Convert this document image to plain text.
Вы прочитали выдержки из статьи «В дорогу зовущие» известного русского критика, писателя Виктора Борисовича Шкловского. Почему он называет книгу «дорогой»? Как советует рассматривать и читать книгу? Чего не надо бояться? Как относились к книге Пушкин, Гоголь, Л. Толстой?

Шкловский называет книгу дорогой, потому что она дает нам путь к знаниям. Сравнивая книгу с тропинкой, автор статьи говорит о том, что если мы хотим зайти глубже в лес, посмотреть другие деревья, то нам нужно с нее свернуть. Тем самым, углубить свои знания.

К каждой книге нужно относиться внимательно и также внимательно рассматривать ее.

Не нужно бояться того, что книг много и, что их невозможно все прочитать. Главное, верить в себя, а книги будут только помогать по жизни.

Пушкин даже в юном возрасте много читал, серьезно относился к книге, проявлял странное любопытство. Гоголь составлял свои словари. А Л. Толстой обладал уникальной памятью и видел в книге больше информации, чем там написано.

- - -

→ Task statement:
Repeat the entries shown above, every one, word for word.

→ Answer to the task:
Convert this document image to plain text.
Вы прочитали выдержки из статьи «В дорогу зовущие» известного русского критика, писателя Виктора Борисовича Шкловского. Почему он называет книгу «дорогой»? Как советует рассматривать и читать книгу? Чего не надо бояться? Как относились к книге Пушкин, Гоголь, Л. Толстой?

Шкловский называет книгу дорогой, потому что она дает нам путь к знаниям. Сравнивая книгу с тропинкой, автор статьи говорит о том, что если мы хотим зайти глубже в лес, посмотреть другие деревья, то нам нужно с нее свернуть. Тем самым, углубить свои знания.

К каждой книге нужно относиться внимательно и также внимательно рассматривать ее.

Не нужно бояться того, что книг много и, что их невозможно все прочитать. Главное, верить в себя, а книги будут только помогать по жизни.

Пушкин даже в юном возрасте много читал, серьезно относился к книге, проявлял странное любопытство. Гоголь составлял свои словари. А Л. Толстой обладал уникальной памятью и видел в книге больше информации, чем там написано.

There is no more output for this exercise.